= Goal of the exercise =
Exclude any images and output the remaining records exactly.

---+---

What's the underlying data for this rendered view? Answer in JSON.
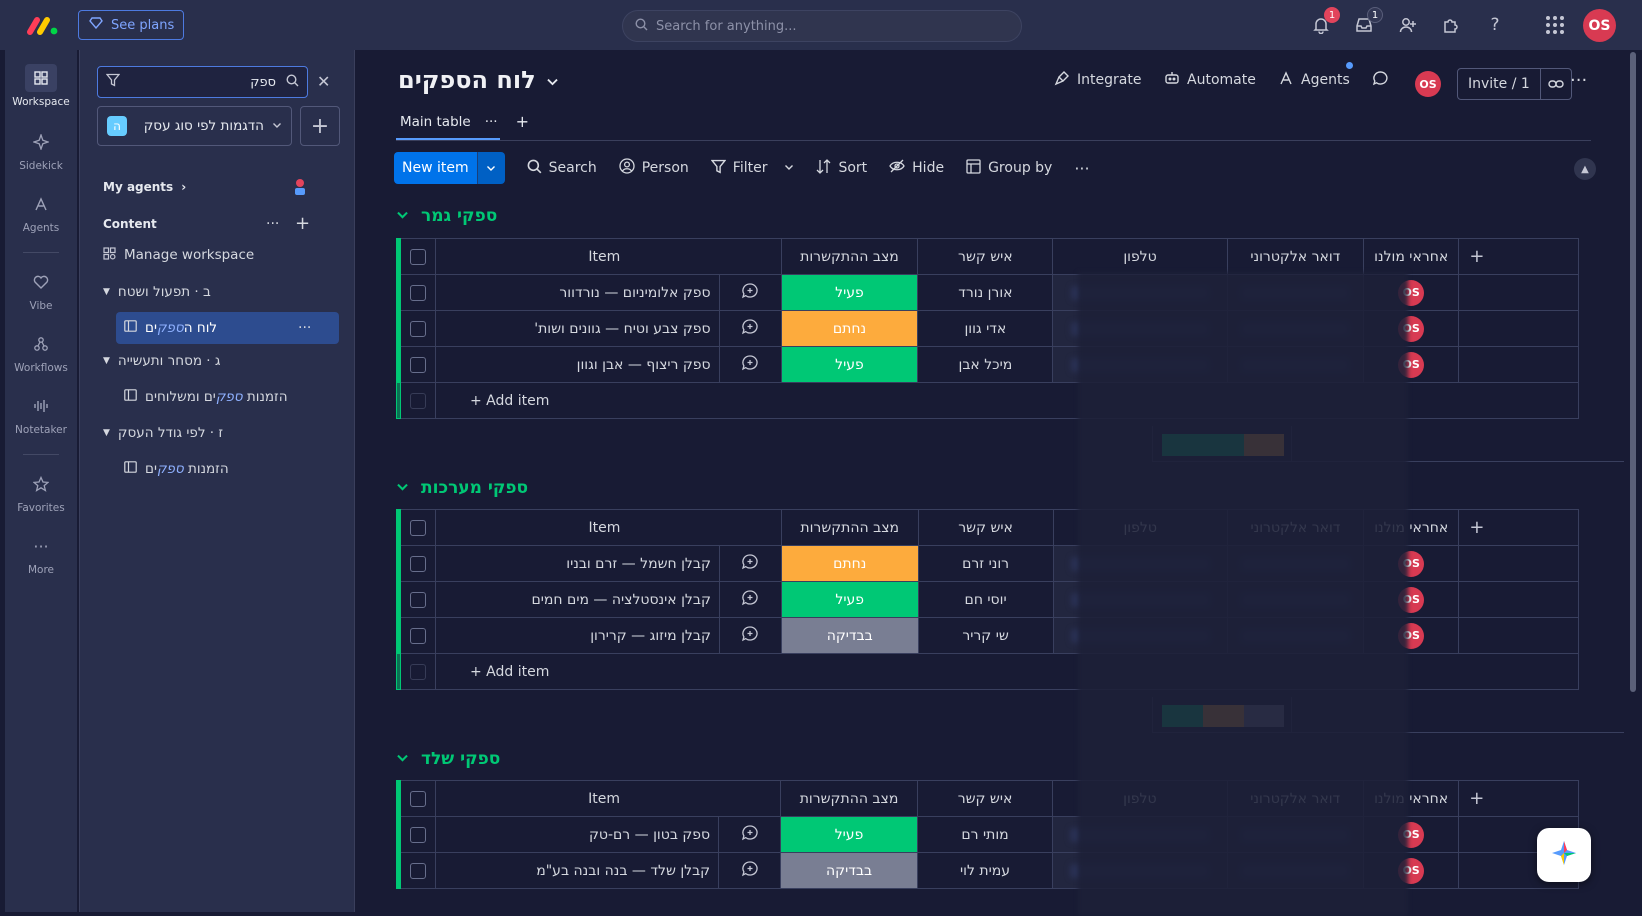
{
  "topbar": {
    "see_plans": "See plans",
    "search_placeholder": "Search for anything...",
    "notifications_count": "1",
    "inbox_count": "1",
    "avatar": "OS"
  },
  "rail": {
    "items": [
      {
        "label": "Workspace"
      },
      {
        "label": "Sidekick"
      },
      {
        "label": "Agents"
      },
      {
        "label": "Vibe"
      },
      {
        "label": "Workflows"
      },
      {
        "label": "Notetaker"
      },
      {
        "label": "Favorites"
      },
      {
        "label": "More"
      }
    ]
  },
  "workspace": {
    "search_value": "ספק",
    "selected_workspace": "הדגמות לפי סוג עסק",
    "workspace_letter": "ה",
    "my_agents": "My agents",
    "content": "Content",
    "manage": "Manage workspace",
    "tree": [
      {
        "folder": "ב · תפעול ושטח",
        "boards": [
          {
            "pre": "לוח ה",
            "hl": "ספק",
            "post": "ים"
          }
        ]
      },
      {
        "folder": "ג · מסחר ותעשייה",
        "boards": [
          {
            "pre": "הזמנות ",
            "hl": "ספק",
            "post": "ים ומשלוחים"
          }
        ]
      },
      {
        "folder": "ז · לפי גודל העסק",
        "boards": [
          {
            "pre": "הזמנות ",
            "hl": "ספק",
            "post": "ים"
          }
        ]
      }
    ]
  },
  "board": {
    "title": "לוח הספקים",
    "integrate": "Integrate",
    "automate": "Automate",
    "agents": "Agents",
    "avatar": "OS",
    "invite": "Invite / 1",
    "tab": "Main table",
    "toolbar": {
      "new_item": "New item",
      "search": "Search",
      "person": "Person",
      "filter": "Filter",
      "sort": "Sort",
      "hide": "Hide",
      "group_by": "Group by"
    }
  },
  "columns": {
    "item": "Item",
    "status": "מצב ההתקשרות",
    "contact": "איש קשר",
    "phone": "טלפון",
    "email": "דואר אלקטרוני",
    "owner": "אחראי מולנו"
  },
  "add_item": "+ Add item",
  "colors": {
    "active": "#00c875",
    "signed": "#fdab3d",
    "review": "#797e93",
    "group": "#00c875"
  },
  "groups": [
    {
      "title": "ספקי גמר",
      "rows": [
        {
          "item": "ספק אלומיניום — נורדוור",
          "status": "פעיל",
          "status_color": "green",
          "contact": "אורן נורד",
          "owner": "OS"
        },
        {
          "item": "ספק צבע וטיח — גוונים ושות'",
          "status": "נחתם",
          "status_color": "orange",
          "contact": "אדי גוון",
          "owner": "OS"
        },
        {
          "item": "ספק ריצוף — אבן וגוון",
          "status": "פעיל",
          "status_color": "green",
          "contact": "מיכל אבן",
          "owner": "OS"
        }
      ],
      "summary": [
        {
          "color": "#00c875",
          "share": 0.67
        },
        {
          "color": "#fdab3d",
          "share": 0.33
        }
      ]
    },
    {
      "title": "ספקי מערכות",
      "rows": [
        {
          "item": "קבלן חשמל — זרם ובניו",
          "status": "נחתם",
          "status_color": "orange",
          "contact": "רוני זרם",
          "owner": "OS"
        },
        {
          "item": "קבלן אינסטלציה — מים חמים",
          "status": "פעיל",
          "status_color": "green",
          "contact": "יוסי חם",
          "owner": "OS"
        },
        {
          "item": "קבלן מיזוג — קרירון",
          "status": "בבדיקה",
          "status_color": "gray",
          "contact": "שי קריר",
          "owner": "OS"
        }
      ],
      "summary": [
        {
          "color": "#00c875",
          "share": 0.34
        },
        {
          "color": "#fdab3d",
          "share": 0.33
        },
        {
          "color": "#797e93",
          "share": 0.33
        }
      ]
    },
    {
      "title": "ספקי שלד",
      "rows": [
        {
          "item": "ספק בטון — רם-טק",
          "status": "פעיל",
          "status_color": "green",
          "contact": "מותי רם",
          "owner": "OS"
        },
        {
          "item": "קבלן שלד — בנה ובנה בע\"מ",
          "status": "בבדיקה",
          "status_color": "gray",
          "contact": "עמית לוי",
          "owner": "OS"
        }
      ]
    }
  ]
}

---+---

= Correct answer =
What's the underlying data for this rendered view? Answer in JSON.
{
  "topbar": {
    "see_plans": "See plans",
    "search_placeholder": "Search for anything...",
    "notifications_count": "1",
    "inbox_count": "1",
    "avatar": "OS"
  },
  "rail": {
    "items": [
      {
        "label": "Workspace"
      },
      {
        "label": "Sidekick"
      },
      {
        "label": "Agents"
      },
      {
        "label": "Vibe"
      },
      {
        "label": "Workflows"
      },
      {
        "label": "Notetaker"
      },
      {
        "label": "Favorites"
      },
      {
        "label": "More"
      }
    ]
  },
  "workspace": {
    "search_value": "ספק",
    "selected_workspace": "הדגמות לפי סוג עסק",
    "workspace_letter": "ה",
    "my_agents": "My agents",
    "content": "Content",
    "manage": "Manage workspace",
    "tree": [
      {
        "folder": "ב · תפעול ושטח",
        "boards": [
          {
            "pre": "לוח ה",
            "hl": "ספק",
            "post": "ים"
          }
        ]
      },
      {
        "folder": "ג · מסחר ותעשייה",
        "boards": [
          {
            "pre": "הזמנות ",
            "hl": "ספק",
            "post": "ים ומשלוחים"
          }
        ]
      },
      {
        "folder": "ז · לפי גודל העסק",
        "boards": [
          {
            "pre": "הזמנות ",
            "hl": "ספק",
            "post": "ים"
          }
        ]
      }
    ]
  },
  "board": {
    "title": "לוח הספקים",
    "integrate": "Integrate",
    "automate": "Automate",
    "agents": "Agents",
    "avatar": "OS",
    "invite": "Invite / 1",
    "tab": "Main table",
    "toolbar": {
      "new_item": "New item",
      "search": "Search",
      "person": "Person",
      "filter": "Filter",
      "sort": "Sort",
      "hide": "Hide",
      "group_by": "Group by"
    }
  },
  "columns": {
    "item": "Item",
    "status": "מצב ההתקשרות",
    "contact": "איש קשר",
    "phone": "טלפון",
    "email": "דואר אלקטרוני",
    "owner": "אחראי מולנו"
  },
  "add_item": "+ Add item",
  "colors": {
    "active": "#00c875",
    "signed": "#fdab3d",
    "review": "#797e93",
    "group": "#00c875"
  },
  "groups": [
    {
      "title": "ספקי גמר",
      "rows": [
        {
          "item": "ספק אלומיניום — נורדוור",
          "status": "פעיל",
          "status_color": "green",
          "contact": "אורן נורד",
          "owner": "OS"
        },
        {
          "item": "ספק צבע וטיח — גוונים ושות'",
          "status": "נחתם",
          "status_color": "orange",
          "contact": "אדי גוון",
          "owner": "OS"
        },
        {
          "item": "ספק ריצוף — אבן וגוון",
          "status": "פעיל",
          "status_color": "green",
          "contact": "מיכל אבן",
          "owner": "OS"
        }
      ],
      "summary": [
        {
          "color": "#00c875",
          "share": 0.67
        },
        {
          "color": "#fdab3d",
          "share": 0.33
        }
      ]
    },
    {
      "title": "ספקי מערכות",
      "rows": [
        {
          "item": "קבלן חשמל — זרם ובניו",
          "status": "נחתם",
          "status_color": "orange",
          "contact": "רוני זרם",
          "owner": "OS"
        },
        {
          "item": "קבלן אינסטלציה — מים חמים",
          "status": "פעיל",
          "status_color": "green",
          "contact": "יוסי חם",
          "owner": "OS"
        },
        {
          "item": "קבלן מיזוג — קרירון",
          "status": "בבדיקה",
          "status_color": "gray",
          "contact": "שי קריר",
          "owner": "OS"
        }
      ],
      "summary": [
        {
          "color": "#00c875",
          "share": 0.34
        },
        {
          "color": "#fdab3d",
          "share": 0.33
        },
        {
          "color": "#797e93",
          "share": 0.33
        }
      ]
    },
    {
      "title": "ספקי שלד",
      "rows": [
        {
          "item": "ספק בטון — רם-טק",
          "status": "פעיל",
          "status_color": "green",
          "contact": "מותי רם",
          "owner": "OS"
        },
        {
          "item": "קבלן שלד — בנה ובנה בע\"מ",
          "status": "בבדיקה",
          "status_color": "gray",
          "contact": "עמית לוי",
          "owner": "OS"
        }
      ]
    }
  ]
}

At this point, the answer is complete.